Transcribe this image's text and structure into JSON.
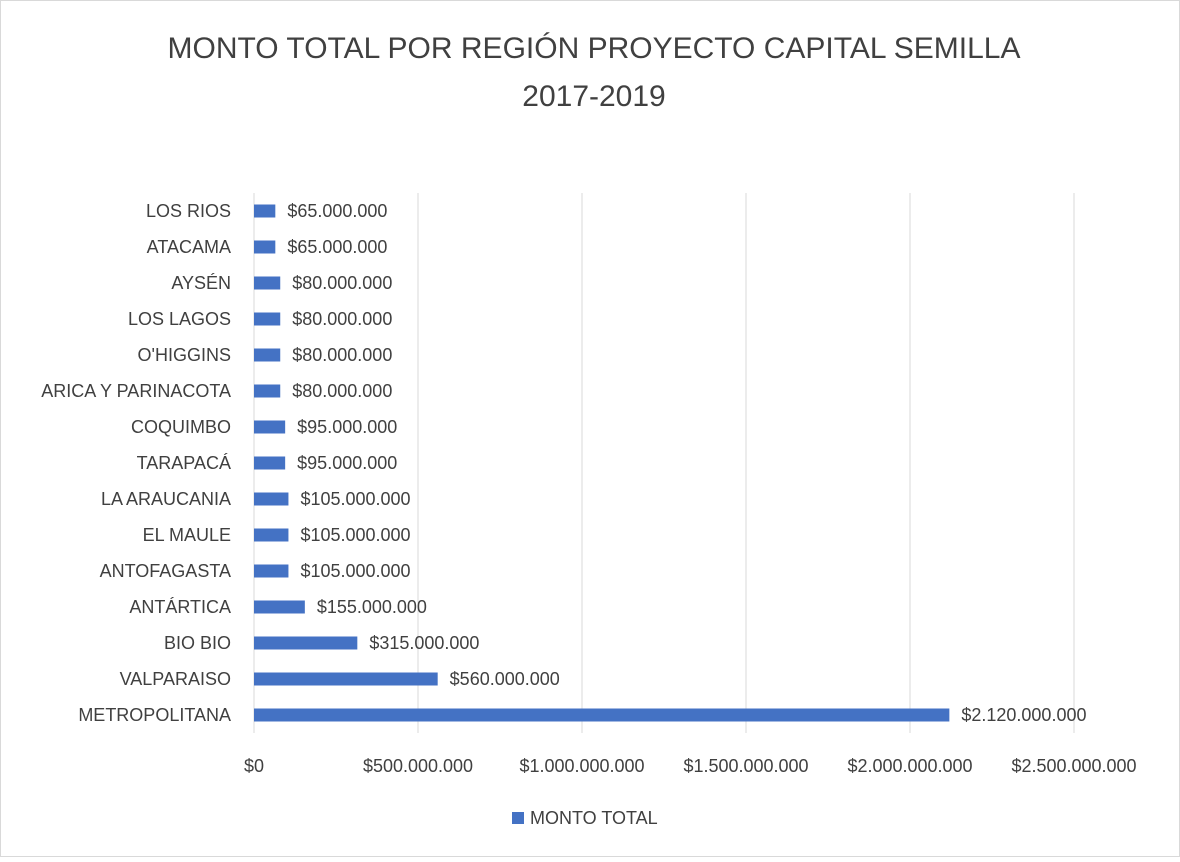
{
  "chart_data": {
    "type": "bar",
    "title": [
      "MONTO TOTAL POR REGIÓN PROYECTO CAPITAL SEMILLA",
      "2017-2019"
    ],
    "categories": [
      "LOS RIOS",
      "ATACAMA",
      "AYSÉN",
      "LOS LAGOS",
      "O'HIGGINS",
      "ARICA Y PARINACOTA",
      "COQUIMBO",
      "TARAPACÁ",
      "LA ARAUCANIA",
      "EL MAULE",
      "ANTOFAGASTA",
      "ANTÁRTICA",
      "BIO BIO",
      "VALPARAISO",
      "METROPOLITANA"
    ],
    "series": [
      {
        "name": "MONTO TOTAL",
        "color": "#4472c4",
        "values": [
          65000000,
          65000000,
          80000000,
          80000000,
          80000000,
          80000000,
          95000000,
          95000000,
          105000000,
          105000000,
          105000000,
          155000000,
          315000000,
          560000000,
          2120000000
        ],
        "value_labels": [
          "$65.000.000",
          "$65.000.000",
          "$80.000.000",
          "$80.000.000",
          "$80.000.000",
          "$80.000.000",
          "$95.000.000",
          "$95.000.000",
          "$105.000.000",
          "$105.000.000",
          "$105.000.000",
          "$155.000.000",
          "$315.000.000",
          "$560.000.000",
          "$2.120.000.000"
        ]
      }
    ],
    "xlim": [
      0,
      2500000000
    ],
    "xticks": [
      {
        "value": 0,
        "label": "$0"
      },
      {
        "value": 500000000,
        "label": "$500.000.000"
      },
      {
        "value": 1000000000,
        "label": "$1.000.000.000"
      },
      {
        "value": 1500000000,
        "label": "$1.500.000.000"
      },
      {
        "value": 2000000000,
        "label": "$2.000.000.000"
      },
      {
        "value": 2500000000,
        "label": "$2.500.000.000"
      }
    ],
    "grid": true,
    "legend": "bottom"
  }
}
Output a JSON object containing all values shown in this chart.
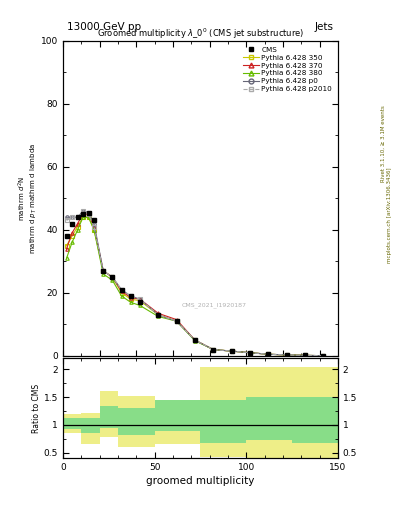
{
  "title": "13000 GeV pp",
  "title_right": "Jets",
  "plot_title": "Groomed multiplicity $\\lambda\\_0^0$ (CMS jet substructure)",
  "xlabel": "groomed multiplicity",
  "ylabel_line1": "mathrm d",
  "ylabel_ratio": "Ratio to CMS",
  "right_label": "Rivet 3.1.10, ≥ 3.1M events",
  "right_label2": "mcplots.cern.ch [arXiv:1306.3436]",
  "watermark": "CMS_2021_I1920187",
  "xlim": [
    0,
    150
  ],
  "ylim_main": [
    0,
    100
  ],
  "ylim_ratio": [
    0.4,
    2.2
  ],
  "cms_x": [
    2,
    5,
    8,
    11,
    14,
    17,
    22,
    27,
    32,
    37,
    42,
    52,
    62,
    72,
    82,
    92,
    102,
    112,
    122,
    132,
    142
  ],
  "cms_y": [
    38,
    42,
    44,
    45,
    45.5,
    43,
    27,
    25,
    21,
    19,
    17,
    13,
    11,
    5,
    2,
    1.5,
    1.0,
    0.5,
    0.3,
    0.15,
    0.05
  ],
  "py350_x": [
    2,
    5,
    8,
    11,
    14,
    17,
    22,
    27,
    32,
    37,
    42,
    52,
    62,
    72,
    82,
    92,
    102,
    112,
    122,
    132,
    142
  ],
  "py350_y": [
    35,
    38,
    41,
    44,
    44,
    40,
    27,
    25,
    20,
    18,
    17.5,
    13,
    11,
    5,
    2,
    1.5,
    1.0,
    0.5,
    0.3,
    0.15,
    0.05
  ],
  "py370_x": [
    2,
    5,
    8,
    11,
    14,
    17,
    22,
    27,
    32,
    37,
    42,
    52,
    62,
    72,
    82,
    92,
    102,
    112,
    122,
    132,
    142
  ],
  "py370_y": [
    34,
    39,
    42,
    45,
    45,
    41,
    27,
    25,
    20.5,
    18.5,
    18,
    13.5,
    11.5,
    5,
    2,
    1.5,
    1.0,
    0.5,
    0.3,
    0.15,
    0.05
  ],
  "py380_x": [
    2,
    5,
    8,
    11,
    14,
    17,
    22,
    27,
    32,
    37,
    42,
    52,
    62,
    72,
    82,
    92,
    102,
    112,
    122,
    132,
    142
  ],
  "py380_y": [
    31,
    36,
    40,
    44,
    44,
    40,
    26,
    24,
    19,
    17,
    16,
    12.5,
    11,
    4.8,
    2,
    1.5,
    1.0,
    0.5,
    0.3,
    0.15,
    0.05
  ],
  "pyp0_x": [
    2,
    5,
    8,
    11,
    14,
    17,
    22,
    27,
    32,
    37,
    42,
    52,
    62,
    72,
    82,
    92,
    102,
    112,
    122,
    132,
    142
  ],
  "pyp0_y": [
    44,
    44,
    44,
    46,
    45.5,
    42,
    27,
    25,
    21,
    19,
    18,
    13,
    11,
    5,
    2,
    1.5,
    1.0,
    0.5,
    0.3,
    0.15,
    0.05
  ],
  "pyp2010_x": [
    2,
    5,
    8,
    11,
    14,
    17,
    22,
    27,
    32,
    37,
    42,
    52,
    62,
    72,
    82,
    92,
    102,
    112,
    122,
    132,
    142
  ],
  "pyp2010_y": [
    43,
    44,
    44,
    46,
    45,
    41,
    27,
    25,
    21,
    19,
    18,
    13,
    11,
    5,
    2,
    1.5,
    1.0,
    0.5,
    0.3,
    0.15,
    0.05
  ],
  "ratio_bins": [
    0,
    10,
    20,
    30,
    50,
    75,
    100,
    125,
    150
  ],
  "ratio_yellow_lo": [
    0.85,
    0.65,
    0.78,
    0.6,
    0.65,
    0.42,
    0.38,
    0.28
  ],
  "ratio_yellow_hi": [
    1.2,
    1.22,
    1.62,
    1.52,
    1.42,
    2.05,
    2.05,
    2.05
  ],
  "ratio_green_lo": [
    0.92,
    0.85,
    0.95,
    0.82,
    0.9,
    0.68,
    0.72,
    0.68
  ],
  "ratio_green_hi": [
    1.12,
    1.12,
    1.35,
    1.3,
    1.45,
    1.45,
    1.5,
    1.5
  ],
  "color_350": "#c8c800",
  "color_370": "#cc2222",
  "color_380": "#66bb00",
  "color_p0": "#666677",
  "color_p2010": "#aaaaaa",
  "color_yellow": "#eeee88",
  "color_green": "#88dd88",
  "bg_color": "#ffffff"
}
========
** WHAT TO DO **
Take the entries shown above and quote them verbatim, passing over the pictures.

** WRITTEN ANSWER **
Transcribe this image's text and structure into JSON.
{
  "chart_data": {
    "type": "bar",
    "title": [
      "MONTO TOTAL POR REGIÓN PROYECTO CAPITAL SEMILLA",
      "2017-2019"
    ],
    "categories": [
      "LOS RIOS",
      "ATACAMA",
      "AYSÉN",
      "LOS LAGOS",
      "O'HIGGINS",
      "ARICA Y PARINACOTA",
      "COQUIMBO",
      "TARAPACÁ",
      "LA ARAUCANIA",
      "EL MAULE",
      "ANTOFAGASTA",
      "ANTÁRTICA",
      "BIO BIO",
      "VALPARAISO",
      "METROPOLITANA"
    ],
    "series": [
      {
        "name": "MONTO TOTAL",
        "color": "#4472c4",
        "values": [
          65000000,
          65000000,
          80000000,
          80000000,
          80000000,
          80000000,
          95000000,
          95000000,
          105000000,
          105000000,
          105000000,
          155000000,
          315000000,
          560000000,
          2120000000
        ],
        "value_labels": [
          "$65.000.000",
          "$65.000.000",
          "$80.000.000",
          "$80.000.000",
          "$80.000.000",
          "$80.000.000",
          "$95.000.000",
          "$95.000.000",
          "$105.000.000",
          "$105.000.000",
          "$105.000.000",
          "$155.000.000",
          "$315.000.000",
          "$560.000.000",
          "$2.120.000.000"
        ]
      }
    ],
    "xlim": [
      0,
      2500000000
    ],
    "xticks": [
      {
        "value": 0,
        "label": "$0"
      },
      {
        "value": 500000000,
        "label": "$500.000.000"
      },
      {
        "value": 1000000000,
        "label": "$1.000.000.000"
      },
      {
        "value": 1500000000,
        "label": "$1.500.000.000"
      },
      {
        "value": 2000000000,
        "label": "$2.000.000.000"
      },
      {
        "value": 2500000000,
        "label": "$2.500.000.000"
      }
    ],
    "grid": true,
    "legend": "bottom"
  }
}
Output a JSON object containing all values shown in this chart.
{
  "title": "13000 GeV pp",
  "title_right": "Jets",
  "plot_title": "Groomed multiplicity $\\lambda\\_0^0$ (CMS jet substructure)",
  "xlabel": "groomed multiplicity",
  "ylabel_line1": "mathrm d",
  "ylabel_ratio": "Ratio to CMS",
  "right_label": "Rivet 3.1.10, ≥ 3.1M events",
  "right_label2": "mcplots.cern.ch [arXiv:1306.3436]",
  "watermark": "CMS_2021_I1920187",
  "xlim": [
    0,
    150
  ],
  "ylim_main": [
    0,
    100
  ],
  "ylim_ratio": [
    0.4,
    2.2
  ],
  "cms_x": [
    2,
    5,
    8,
    11,
    14,
    17,
    22,
    27,
    32,
    37,
    42,
    52,
    62,
    72,
    82,
    92,
    102,
    112,
    122,
    132,
    142
  ],
  "cms_y": [
    38,
    42,
    44,
    45,
    45.5,
    43,
    27,
    25,
    21,
    19,
    17,
    13,
    11,
    5,
    2,
    1.5,
    1.0,
    0.5,
    0.3,
    0.15,
    0.05
  ],
  "py350_x": [
    2,
    5,
    8,
    11,
    14,
    17,
    22,
    27,
    32,
    37,
    42,
    52,
    62,
    72,
    82,
    92,
    102,
    112,
    122,
    132,
    142
  ],
  "py350_y": [
    35,
    38,
    41,
    44,
    44,
    40,
    27,
    25,
    20,
    18,
    17.5,
    13,
    11,
    5,
    2,
    1.5,
    1.0,
    0.5,
    0.3,
    0.15,
    0.05
  ],
  "py370_x": [
    2,
    5,
    8,
    11,
    14,
    17,
    22,
    27,
    32,
    37,
    42,
    52,
    62,
    72,
    82,
    92,
    102,
    112,
    122,
    132,
    142
  ],
  "py370_y": [
    34,
    39,
    42,
    45,
    45,
    41,
    27,
    25,
    20.5,
    18.5,
    18,
    13.5,
    11.5,
    5,
    2,
    1.5,
    1.0,
    0.5,
    0.3,
    0.15,
    0.05
  ],
  "py380_x": [
    2,
    5,
    8,
    11,
    14,
    17,
    22,
    27,
    32,
    37,
    42,
    52,
    62,
    72,
    82,
    92,
    102,
    112,
    122,
    132,
    142
  ],
  "py380_y": [
    31,
    36,
    40,
    44,
    44,
    40,
    26,
    24,
    19,
    17,
    16,
    12.5,
    11,
    4.8,
    2,
    1.5,
    1.0,
    0.5,
    0.3,
    0.15,
    0.05
  ],
  "pyp0_x": [
    2,
    5,
    8,
    11,
    14,
    17,
    22,
    27,
    32,
    37,
    42,
    52,
    62,
    72,
    82,
    92,
    102,
    112,
    122,
    132,
    142
  ],
  "pyp0_y": [
    44,
    44,
    44,
    46,
    45.5,
    42,
    27,
    25,
    21,
    19,
    18,
    13,
    11,
    5,
    2,
    1.5,
    1.0,
    0.5,
    0.3,
    0.15,
    0.05
  ],
  "pyp2010_x": [
    2,
    5,
    8,
    11,
    14,
    17,
    22,
    27,
    32,
    37,
    42,
    52,
    62,
    72,
    82,
    92,
    102,
    112,
    122,
    132,
    142
  ],
  "pyp2010_y": [
    43,
    44,
    44,
    46,
    45,
    41,
    27,
    25,
    21,
    19,
    18,
    13,
    11,
    5,
    2,
    1.5,
    1.0,
    0.5,
    0.3,
    0.15,
    0.05
  ],
  "ratio_bins": [
    0,
    10,
    20,
    30,
    50,
    75,
    100,
    125,
    150
  ],
  "ratio_yellow_lo": [
    0.85,
    0.65,
    0.78,
    0.6,
    0.65,
    0.42,
    0.38,
    0.28
  ],
  "ratio_yellow_hi": [
    1.2,
    1.22,
    1.62,
    1.52,
    1.42,
    2.05,
    2.05,
    2.05
  ],
  "ratio_green_lo": [
    0.92,
    0.85,
    0.95,
    0.82,
    0.9,
    0.68,
    0.72,
    0.68
  ],
  "ratio_green_hi": [
    1.12,
    1.12,
    1.35,
    1.3,
    1.45,
    1.45,
    1.5,
    1.5
  ],
  "color_350": "#c8c800",
  "color_370": "#cc2222",
  "color_380": "#66bb00",
  "color_p0": "#666677",
  "color_p2010": "#aaaaaa",
  "color_yellow": "#eeee88",
  "color_green": "#88dd88",
  "bg_color": "#ffffff"
}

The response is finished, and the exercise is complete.